* [INSTRUCTION]:
Select every line holding the word "Kvittun" and copy it.
═════ RECORDS FOR THIS TASK ═════
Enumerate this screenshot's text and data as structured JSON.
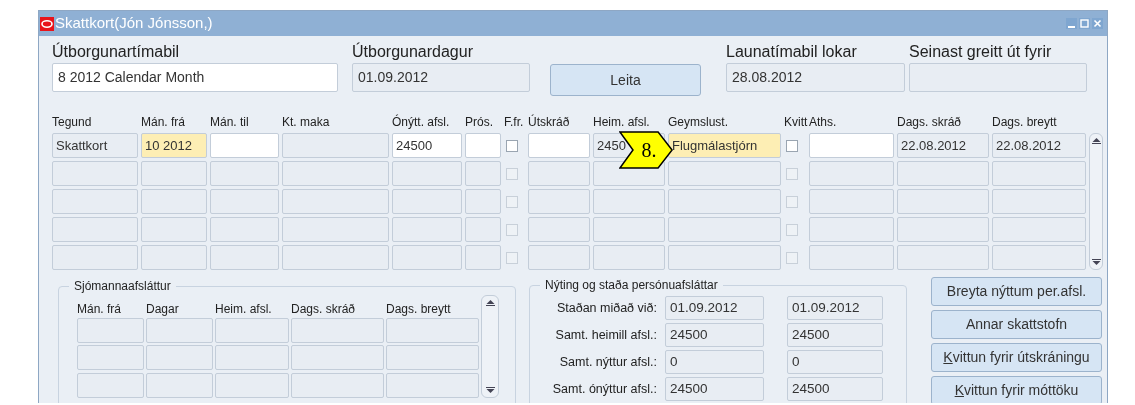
{
  "window": {
    "title": "Skattkort(Jón Jónsson,)"
  },
  "header_fields": [
    {
      "kind": "field",
      "label": "Útborgunartímabil",
      "value": "8 2012 Calendar Month",
      "editable": true
    },
    {
      "kind": "field",
      "label": "Útborgunardagur",
      "value": "01.09.2012",
      "editable": false
    },
    {
      "kind": "button",
      "label": "Leita"
    },
    {
      "kind": "field",
      "label": "Launatímabil lokar",
      "value": "28.08.2012",
      "editable": false
    },
    {
      "kind": "field",
      "label": "Seinast greitt út fyrir",
      "editable": false
    }
  ],
  "table": {
    "columns": [
      {
        "label": "Tegund"
      },
      {
        "label": "Mán. frá"
      },
      {
        "label": "Mán. til"
      },
      {
        "label": "Kt. maka"
      },
      {
        "label": "Ónýtt. afsl."
      },
      {
        "label": "Prós."
      },
      {
        "label": "F.fr."
      },
      {
        "label": "Útskráð"
      },
      {
        "label": "Heim. afsl."
      },
      {
        "label": "Geymslust."
      },
      {
        "label": "Kvitt"
      },
      {
        "label": "Aths."
      },
      {
        "label": "Dags. skráð"
      },
      {
        "label": "Dags. breytt"
      }
    ],
    "rows": [
      {
        "cells": [
          {
            "kind": "text",
            "editable": false,
            "current": false,
            "value": "Skattkort"
          },
          {
            "kind": "text",
            "editable": false,
            "current": true,
            "value": "10 2012"
          },
          {
            "kind": "text",
            "editable": true,
            "current": false
          },
          {
            "kind": "text",
            "editable": false,
            "current": false
          },
          {
            "kind": "text",
            "editable": true,
            "current": false,
            "value": "24500"
          },
          {
            "kind": "text",
            "editable": true,
            "current": false
          },
          {
            "kind": "checkbox",
            "checked": false,
            "disabled": false
          },
          {
            "kind": "text",
            "editable": true,
            "current": false
          },
          {
            "kind": "text",
            "editable": false,
            "current": false,
            "value": "2450"
          },
          {
            "kind": "text",
            "editable": false,
            "current": true,
            "value": "Flugmálastjórn"
          },
          {
            "kind": "checkbox",
            "checked": false,
            "disabled": false
          },
          {
            "kind": "text",
            "editable": true,
            "current": false
          },
          {
            "kind": "text",
            "editable": false,
            "current": false,
            "value": "22.08.2012"
          },
          {
            "kind": "text",
            "editable": false,
            "current": false,
            "value": "22.08.2012"
          }
        ]
      },
      {
        "cells": [
          {
            "kind": "text",
            "editable": false,
            "current": false
          },
          {
            "kind": "text",
            "editable": false,
            "current": false
          },
          {
            "kind": "text",
            "editable": false,
            "current": false
          },
          {
            "kind": "text",
            "editable": false,
            "current": false
          },
          {
            "kind": "text",
            "editable": false,
            "current": false
          },
          {
            "kind": "text",
            "editable": false,
            "current": false
          },
          {
            "kind": "checkbox",
            "checked": false,
            "disabled": true
          },
          {
            "kind": "text",
            "editable": false,
            "current": false
          },
          {
            "kind": "text",
            "editable": false,
            "current": false
          },
          {
            "kind": "text",
            "editable": false,
            "current": false
          },
          {
            "kind": "checkbox",
            "checked": false,
            "disabled": true
          },
          {
            "kind": "text",
            "editable": false,
            "current": false
          },
          {
            "kind": "text",
            "editable": false,
            "current": false
          },
          {
            "kind": "text",
            "editable": false,
            "current": false
          }
        ]
      },
      {
        "cells": [
          {
            "kind": "text",
            "editable": false,
            "current": false
          },
          {
            "kind": "text",
            "editable": false,
            "current": false
          },
          {
            "kind": "text",
            "editable": false,
            "current": false
          },
          {
            "kind": "text",
            "editable": false,
            "current": false
          },
          {
            "kind": "text",
            "editable": false,
            "current": false
          },
          {
            "kind": "text",
            "editable": false,
            "current": false
          },
          {
            "kind": "checkbox",
            "checked": false,
            "disabled": true
          },
          {
            "kind": "text",
            "editable": false,
            "current": false
          },
          {
            "kind": "text",
            "editable": false,
            "current": false
          },
          {
            "kind": "text",
            "editable": false,
            "current": false
          },
          {
            "kind": "checkbox",
            "checked": false,
            "disabled": true
          },
          {
            "kind": "text",
            "editable": false,
            "current": false
          },
          {
            "kind": "text",
            "editable": false,
            "current": false
          },
          {
            "kind": "text",
            "editable": false,
            "current": false
          }
        ]
      },
      {
        "cells": [
          {
            "kind": "text",
            "editable": false,
            "current": false
          },
          {
            "kind": "text",
            "editable": false,
            "current": false
          },
          {
            "kind": "text",
            "editable": false,
            "current": false
          },
          {
            "kind": "text",
            "editable": false,
            "current": false
          },
          {
            "kind": "text",
            "editable": false,
            "current": false
          },
          {
            "kind": "text",
            "editable": false,
            "current": false
          },
          {
            "kind": "checkbox",
            "checked": false,
            "disabled": true
          },
          {
            "kind": "text",
            "editable": false,
            "current": false
          },
          {
            "kind": "text",
            "editable": false,
            "current": false
          },
          {
            "kind": "text",
            "editable": false,
            "current": false
          },
          {
            "kind": "checkbox",
            "checked": false,
            "disabled": true
          },
          {
            "kind": "text",
            "editable": false,
            "current": false
          },
          {
            "kind": "text",
            "editable": false,
            "current": false
          },
          {
            "kind": "text",
            "editable": false,
            "current": false
          }
        ]
      },
      {
        "cells": [
          {
            "kind": "text",
            "editable": false,
            "current": false
          },
          {
            "kind": "text",
            "editable": false,
            "current": false
          },
          {
            "kind": "text",
            "editable": false,
            "current": false
          },
          {
            "kind": "text",
            "editable": false,
            "current": false
          },
          {
            "kind": "text",
            "editable": false,
            "current": false
          },
          {
            "kind": "text",
            "editable": false,
            "current": false
          },
          {
            "kind": "checkbox",
            "checked": false,
            "disabled": true
          },
          {
            "kind": "text",
            "editable": false,
            "current": false
          },
          {
            "kind": "text",
            "editable": false,
            "current": false
          },
          {
            "kind": "text",
            "editable": false,
            "current": false
          },
          {
            "kind": "checkbox",
            "checked": false,
            "disabled": true
          },
          {
            "kind": "text",
            "editable": false,
            "current": false
          },
          {
            "kind": "text",
            "editable": false,
            "current": false
          },
          {
            "kind": "text",
            "editable": false,
            "current": false
          }
        ]
      }
    ]
  },
  "callout": {
    "label": "8."
  },
  "seamen_discount": {
    "title": "Sjómannaafsláttur",
    "columns": [
      {
        "label": "Mán. frá"
      },
      {
        "label": "Dagar"
      },
      {
        "label": "Heim. afsl."
      },
      {
        "label": "Dags. skráð"
      },
      {
        "label": "Dags. breytt"
      }
    ],
    "rows": [
      {
        "cells": [
          {
            "editable": false
          },
          {
            "editable": false
          },
          {
            "editable": false
          },
          {
            "editable": false
          },
          {
            "editable": false
          }
        ]
      },
      {
        "cells": [
          {
            "editable": false
          },
          {
            "editable": false
          },
          {
            "editable": false
          },
          {
            "editable": false
          },
          {
            "editable": false
          }
        ]
      },
      {
        "cells": [
          {
            "editable": false
          },
          {
            "editable": false
          },
          {
            "editable": false
          },
          {
            "editable": false
          },
          {
            "editable": false
          }
        ]
      }
    ]
  },
  "personal_discount": {
    "title": "Nýting og staða persónuafsláttar",
    "rows": [
      {
        "label": "Staðan miðað við:",
        "values": [
          "01.09.2012",
          "01.09.2012"
        ]
      },
      {
        "label": "Samt. heimill afsl.:",
        "values": [
          "24500",
          "24500"
        ]
      },
      {
        "label": "Samt. nýttur afsl.:",
        "values": [
          "0",
          "0"
        ]
      },
      {
        "label": "Samt. ónýttur afsl.:",
        "values": [
          "24500",
          "24500"
        ]
      }
    ]
  },
  "buttons": [
    {
      "label": "Breyta nýttum per.afsl.",
      "mnemonic": false
    },
    {
      "label": "Annar skattstofn",
      "mnemonic": false
    },
    {
      "label": "Kvittun fyrir útskráningu",
      "mnemonic": true
    },
    {
      "label": "Kvittun fyrir móttöku",
      "mnemonic": true
    }
  ]
}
═════
* [RESPONSE TO THE TASK]:
      "label": "Kvittun fyrir útskráningu",
      "label": "Kvittun fyrir móttöku",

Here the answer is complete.